### GOAL OF THE EXERCISE
Your task is to copy every line of the entries that contains "JSON".
Begin
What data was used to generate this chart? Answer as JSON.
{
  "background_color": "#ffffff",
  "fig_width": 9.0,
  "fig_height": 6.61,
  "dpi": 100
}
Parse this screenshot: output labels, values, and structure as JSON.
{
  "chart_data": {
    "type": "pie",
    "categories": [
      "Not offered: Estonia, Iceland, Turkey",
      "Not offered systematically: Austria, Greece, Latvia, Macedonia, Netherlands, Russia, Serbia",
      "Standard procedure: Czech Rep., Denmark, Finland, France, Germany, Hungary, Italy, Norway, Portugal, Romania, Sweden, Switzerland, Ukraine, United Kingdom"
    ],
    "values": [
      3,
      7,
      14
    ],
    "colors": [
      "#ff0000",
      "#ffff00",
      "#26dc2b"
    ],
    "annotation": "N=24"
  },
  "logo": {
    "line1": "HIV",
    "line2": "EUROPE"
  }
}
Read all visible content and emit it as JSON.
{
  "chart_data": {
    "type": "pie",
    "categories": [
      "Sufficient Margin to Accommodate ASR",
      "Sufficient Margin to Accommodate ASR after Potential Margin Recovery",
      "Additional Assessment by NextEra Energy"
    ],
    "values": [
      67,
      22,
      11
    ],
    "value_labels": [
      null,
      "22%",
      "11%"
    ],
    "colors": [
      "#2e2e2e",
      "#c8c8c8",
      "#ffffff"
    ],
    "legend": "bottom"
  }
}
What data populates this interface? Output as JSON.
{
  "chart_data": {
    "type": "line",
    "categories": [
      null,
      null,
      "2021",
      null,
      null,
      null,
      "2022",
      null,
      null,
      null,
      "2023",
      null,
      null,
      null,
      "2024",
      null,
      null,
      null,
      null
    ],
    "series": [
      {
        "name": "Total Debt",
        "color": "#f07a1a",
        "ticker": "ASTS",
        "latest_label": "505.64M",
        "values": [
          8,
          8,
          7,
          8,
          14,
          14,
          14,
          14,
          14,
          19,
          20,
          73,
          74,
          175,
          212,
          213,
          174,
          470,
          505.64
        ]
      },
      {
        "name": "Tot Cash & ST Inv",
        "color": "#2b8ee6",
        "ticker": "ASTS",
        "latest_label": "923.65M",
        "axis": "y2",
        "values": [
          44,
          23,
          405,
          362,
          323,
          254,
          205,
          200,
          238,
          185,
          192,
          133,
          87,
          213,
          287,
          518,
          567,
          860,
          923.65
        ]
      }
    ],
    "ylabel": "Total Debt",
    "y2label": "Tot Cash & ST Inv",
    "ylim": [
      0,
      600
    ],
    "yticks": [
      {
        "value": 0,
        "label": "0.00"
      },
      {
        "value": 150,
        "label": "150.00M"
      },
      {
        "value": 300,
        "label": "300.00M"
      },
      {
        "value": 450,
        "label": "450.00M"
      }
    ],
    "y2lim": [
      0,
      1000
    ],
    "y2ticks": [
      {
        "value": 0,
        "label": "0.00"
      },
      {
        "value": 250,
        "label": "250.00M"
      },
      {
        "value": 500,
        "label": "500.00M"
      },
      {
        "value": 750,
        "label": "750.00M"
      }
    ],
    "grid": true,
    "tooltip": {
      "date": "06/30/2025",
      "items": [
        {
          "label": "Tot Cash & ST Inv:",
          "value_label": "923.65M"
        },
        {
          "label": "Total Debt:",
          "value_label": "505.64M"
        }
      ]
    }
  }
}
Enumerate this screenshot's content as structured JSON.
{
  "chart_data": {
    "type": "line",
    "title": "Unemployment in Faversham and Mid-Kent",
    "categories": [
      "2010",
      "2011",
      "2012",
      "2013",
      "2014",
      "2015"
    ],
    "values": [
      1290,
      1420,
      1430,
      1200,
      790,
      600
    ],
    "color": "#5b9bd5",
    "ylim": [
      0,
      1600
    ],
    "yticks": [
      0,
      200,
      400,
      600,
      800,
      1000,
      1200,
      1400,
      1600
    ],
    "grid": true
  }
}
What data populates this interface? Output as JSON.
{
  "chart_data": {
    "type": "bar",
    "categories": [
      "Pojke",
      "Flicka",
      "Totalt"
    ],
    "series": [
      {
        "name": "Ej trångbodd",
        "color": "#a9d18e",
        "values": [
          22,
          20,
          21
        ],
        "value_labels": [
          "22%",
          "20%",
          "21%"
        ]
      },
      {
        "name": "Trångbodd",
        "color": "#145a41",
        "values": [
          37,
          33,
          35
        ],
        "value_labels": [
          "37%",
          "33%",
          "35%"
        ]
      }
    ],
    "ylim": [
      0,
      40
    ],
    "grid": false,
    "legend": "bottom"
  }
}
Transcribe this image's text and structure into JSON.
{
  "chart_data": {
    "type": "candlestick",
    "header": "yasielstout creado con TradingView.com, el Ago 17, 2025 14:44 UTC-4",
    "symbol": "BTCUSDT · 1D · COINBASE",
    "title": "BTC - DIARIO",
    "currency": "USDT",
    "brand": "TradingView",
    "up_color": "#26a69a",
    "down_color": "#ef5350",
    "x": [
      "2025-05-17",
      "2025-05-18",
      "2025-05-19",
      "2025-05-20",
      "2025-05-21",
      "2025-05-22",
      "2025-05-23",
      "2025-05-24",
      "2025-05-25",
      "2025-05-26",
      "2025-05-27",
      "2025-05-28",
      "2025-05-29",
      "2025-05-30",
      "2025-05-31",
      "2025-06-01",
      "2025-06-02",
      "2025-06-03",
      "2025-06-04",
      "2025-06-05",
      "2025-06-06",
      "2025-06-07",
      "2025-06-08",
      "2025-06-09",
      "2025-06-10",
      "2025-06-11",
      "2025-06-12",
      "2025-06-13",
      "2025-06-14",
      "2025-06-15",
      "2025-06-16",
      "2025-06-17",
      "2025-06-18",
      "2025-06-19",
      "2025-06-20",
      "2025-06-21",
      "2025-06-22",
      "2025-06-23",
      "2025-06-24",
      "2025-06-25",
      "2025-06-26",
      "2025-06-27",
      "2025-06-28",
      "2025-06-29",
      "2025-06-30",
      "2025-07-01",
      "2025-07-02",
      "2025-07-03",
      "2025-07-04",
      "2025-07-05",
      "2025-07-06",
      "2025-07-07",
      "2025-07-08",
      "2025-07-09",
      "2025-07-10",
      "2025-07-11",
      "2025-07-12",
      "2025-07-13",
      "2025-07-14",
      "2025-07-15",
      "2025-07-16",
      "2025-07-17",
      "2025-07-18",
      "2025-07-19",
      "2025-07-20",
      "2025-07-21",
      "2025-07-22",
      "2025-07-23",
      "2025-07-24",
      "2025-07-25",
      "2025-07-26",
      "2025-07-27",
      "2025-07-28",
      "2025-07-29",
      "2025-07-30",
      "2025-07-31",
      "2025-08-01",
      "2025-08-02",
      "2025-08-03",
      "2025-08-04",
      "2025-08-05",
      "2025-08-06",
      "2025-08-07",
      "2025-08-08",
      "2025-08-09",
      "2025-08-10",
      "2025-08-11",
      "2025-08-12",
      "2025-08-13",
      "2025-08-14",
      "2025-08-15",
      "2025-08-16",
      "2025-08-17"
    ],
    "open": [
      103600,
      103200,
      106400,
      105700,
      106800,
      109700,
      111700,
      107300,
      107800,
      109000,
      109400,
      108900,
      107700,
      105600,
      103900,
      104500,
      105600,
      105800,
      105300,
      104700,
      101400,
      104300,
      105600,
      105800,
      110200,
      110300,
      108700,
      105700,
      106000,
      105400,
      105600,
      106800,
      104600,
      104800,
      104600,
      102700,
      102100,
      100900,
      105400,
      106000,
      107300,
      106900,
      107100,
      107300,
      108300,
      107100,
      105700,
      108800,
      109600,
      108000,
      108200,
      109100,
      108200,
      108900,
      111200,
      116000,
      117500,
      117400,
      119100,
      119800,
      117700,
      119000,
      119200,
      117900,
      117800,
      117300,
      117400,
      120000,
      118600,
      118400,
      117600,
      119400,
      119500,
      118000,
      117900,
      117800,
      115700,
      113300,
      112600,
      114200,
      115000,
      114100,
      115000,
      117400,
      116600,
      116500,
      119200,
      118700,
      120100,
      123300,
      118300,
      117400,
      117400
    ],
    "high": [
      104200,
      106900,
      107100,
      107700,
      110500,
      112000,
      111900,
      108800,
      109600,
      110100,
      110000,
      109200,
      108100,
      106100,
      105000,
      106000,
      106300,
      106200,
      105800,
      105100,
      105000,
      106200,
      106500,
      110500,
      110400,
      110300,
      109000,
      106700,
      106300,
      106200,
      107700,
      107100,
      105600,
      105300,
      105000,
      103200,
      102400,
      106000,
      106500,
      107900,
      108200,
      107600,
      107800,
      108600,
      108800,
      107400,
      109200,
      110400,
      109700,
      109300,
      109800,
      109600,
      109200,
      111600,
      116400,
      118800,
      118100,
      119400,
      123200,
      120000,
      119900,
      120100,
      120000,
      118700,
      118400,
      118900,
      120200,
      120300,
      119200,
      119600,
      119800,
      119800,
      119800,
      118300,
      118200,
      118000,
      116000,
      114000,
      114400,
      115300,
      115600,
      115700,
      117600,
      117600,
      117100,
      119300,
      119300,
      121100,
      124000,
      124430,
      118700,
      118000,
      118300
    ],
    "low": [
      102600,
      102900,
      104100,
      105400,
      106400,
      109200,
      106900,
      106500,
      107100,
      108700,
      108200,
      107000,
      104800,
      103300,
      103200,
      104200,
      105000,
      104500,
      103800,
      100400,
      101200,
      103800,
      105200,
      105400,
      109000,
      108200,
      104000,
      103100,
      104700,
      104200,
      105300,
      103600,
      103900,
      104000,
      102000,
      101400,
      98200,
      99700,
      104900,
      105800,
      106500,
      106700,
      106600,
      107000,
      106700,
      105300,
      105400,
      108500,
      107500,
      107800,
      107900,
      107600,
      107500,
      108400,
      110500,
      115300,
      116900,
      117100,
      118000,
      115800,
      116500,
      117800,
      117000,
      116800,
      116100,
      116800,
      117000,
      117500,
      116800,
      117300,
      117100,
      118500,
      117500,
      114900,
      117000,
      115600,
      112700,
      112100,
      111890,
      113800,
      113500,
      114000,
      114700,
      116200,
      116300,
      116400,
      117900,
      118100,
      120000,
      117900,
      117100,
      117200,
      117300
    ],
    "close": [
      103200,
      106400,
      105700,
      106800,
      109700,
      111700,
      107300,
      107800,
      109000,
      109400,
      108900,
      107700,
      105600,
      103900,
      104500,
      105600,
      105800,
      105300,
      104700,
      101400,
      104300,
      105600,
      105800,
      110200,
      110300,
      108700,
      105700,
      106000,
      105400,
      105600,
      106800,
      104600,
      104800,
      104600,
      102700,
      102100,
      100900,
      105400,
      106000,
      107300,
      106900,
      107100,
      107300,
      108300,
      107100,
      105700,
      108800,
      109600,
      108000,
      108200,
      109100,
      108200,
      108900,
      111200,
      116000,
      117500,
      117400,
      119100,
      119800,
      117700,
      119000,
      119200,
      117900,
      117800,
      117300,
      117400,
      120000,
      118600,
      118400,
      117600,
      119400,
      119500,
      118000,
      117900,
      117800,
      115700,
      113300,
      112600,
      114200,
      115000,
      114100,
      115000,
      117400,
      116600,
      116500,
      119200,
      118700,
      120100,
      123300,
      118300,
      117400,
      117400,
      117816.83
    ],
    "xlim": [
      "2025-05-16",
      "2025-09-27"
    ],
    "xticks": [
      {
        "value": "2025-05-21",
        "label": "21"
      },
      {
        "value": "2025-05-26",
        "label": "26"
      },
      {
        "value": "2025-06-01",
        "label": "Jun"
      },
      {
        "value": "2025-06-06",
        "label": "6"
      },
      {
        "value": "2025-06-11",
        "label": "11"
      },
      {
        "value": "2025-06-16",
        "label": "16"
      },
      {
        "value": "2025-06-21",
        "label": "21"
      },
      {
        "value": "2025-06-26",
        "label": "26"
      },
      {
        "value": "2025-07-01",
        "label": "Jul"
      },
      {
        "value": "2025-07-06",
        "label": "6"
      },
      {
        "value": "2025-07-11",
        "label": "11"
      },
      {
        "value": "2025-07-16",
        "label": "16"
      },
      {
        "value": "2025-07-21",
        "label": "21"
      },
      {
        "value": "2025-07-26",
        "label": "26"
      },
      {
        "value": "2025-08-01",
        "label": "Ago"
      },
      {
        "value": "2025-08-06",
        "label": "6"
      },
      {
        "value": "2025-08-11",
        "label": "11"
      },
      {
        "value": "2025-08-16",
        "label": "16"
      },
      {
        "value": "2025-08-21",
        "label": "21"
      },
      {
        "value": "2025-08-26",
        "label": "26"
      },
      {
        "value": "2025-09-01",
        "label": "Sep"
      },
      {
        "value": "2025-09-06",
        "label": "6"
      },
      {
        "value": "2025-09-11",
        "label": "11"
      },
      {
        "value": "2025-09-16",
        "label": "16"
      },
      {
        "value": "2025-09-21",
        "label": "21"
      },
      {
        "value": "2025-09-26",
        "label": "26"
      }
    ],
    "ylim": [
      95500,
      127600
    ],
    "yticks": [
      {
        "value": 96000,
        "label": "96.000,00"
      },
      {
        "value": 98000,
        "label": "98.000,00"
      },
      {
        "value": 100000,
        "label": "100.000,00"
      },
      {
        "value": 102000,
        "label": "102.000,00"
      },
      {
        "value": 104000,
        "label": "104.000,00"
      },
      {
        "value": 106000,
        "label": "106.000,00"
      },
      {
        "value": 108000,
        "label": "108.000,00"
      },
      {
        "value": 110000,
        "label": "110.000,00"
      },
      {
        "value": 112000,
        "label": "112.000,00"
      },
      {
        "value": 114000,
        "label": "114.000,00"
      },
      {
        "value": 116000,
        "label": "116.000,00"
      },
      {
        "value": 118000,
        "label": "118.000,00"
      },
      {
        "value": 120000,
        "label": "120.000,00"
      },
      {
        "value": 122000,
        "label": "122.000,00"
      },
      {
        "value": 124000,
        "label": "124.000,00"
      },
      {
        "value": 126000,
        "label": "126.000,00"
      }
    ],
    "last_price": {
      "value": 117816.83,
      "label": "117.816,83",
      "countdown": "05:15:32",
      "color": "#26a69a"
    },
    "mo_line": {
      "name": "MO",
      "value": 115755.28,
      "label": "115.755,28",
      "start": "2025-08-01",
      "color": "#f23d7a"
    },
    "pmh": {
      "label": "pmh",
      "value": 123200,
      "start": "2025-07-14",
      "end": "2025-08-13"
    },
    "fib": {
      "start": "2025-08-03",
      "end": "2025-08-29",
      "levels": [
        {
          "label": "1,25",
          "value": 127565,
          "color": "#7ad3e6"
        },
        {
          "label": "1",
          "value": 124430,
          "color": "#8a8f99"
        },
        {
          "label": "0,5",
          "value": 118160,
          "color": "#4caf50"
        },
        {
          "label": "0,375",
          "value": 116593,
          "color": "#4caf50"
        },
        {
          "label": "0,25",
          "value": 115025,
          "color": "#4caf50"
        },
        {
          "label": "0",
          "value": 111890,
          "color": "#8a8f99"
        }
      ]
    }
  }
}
End
### IN RESPONSE
What data was used to generate this chart? Answer as JSON.
Parse this screenshot: output labels, values, and structure as JSON.
Read all visible content and emit it as JSON.
What data populates this interface? Output as JSON.
Enumerate this screenshot's content as structured JSON.
What data populates this interface? Output as JSON.
Transcribe this image's text and structure into JSON.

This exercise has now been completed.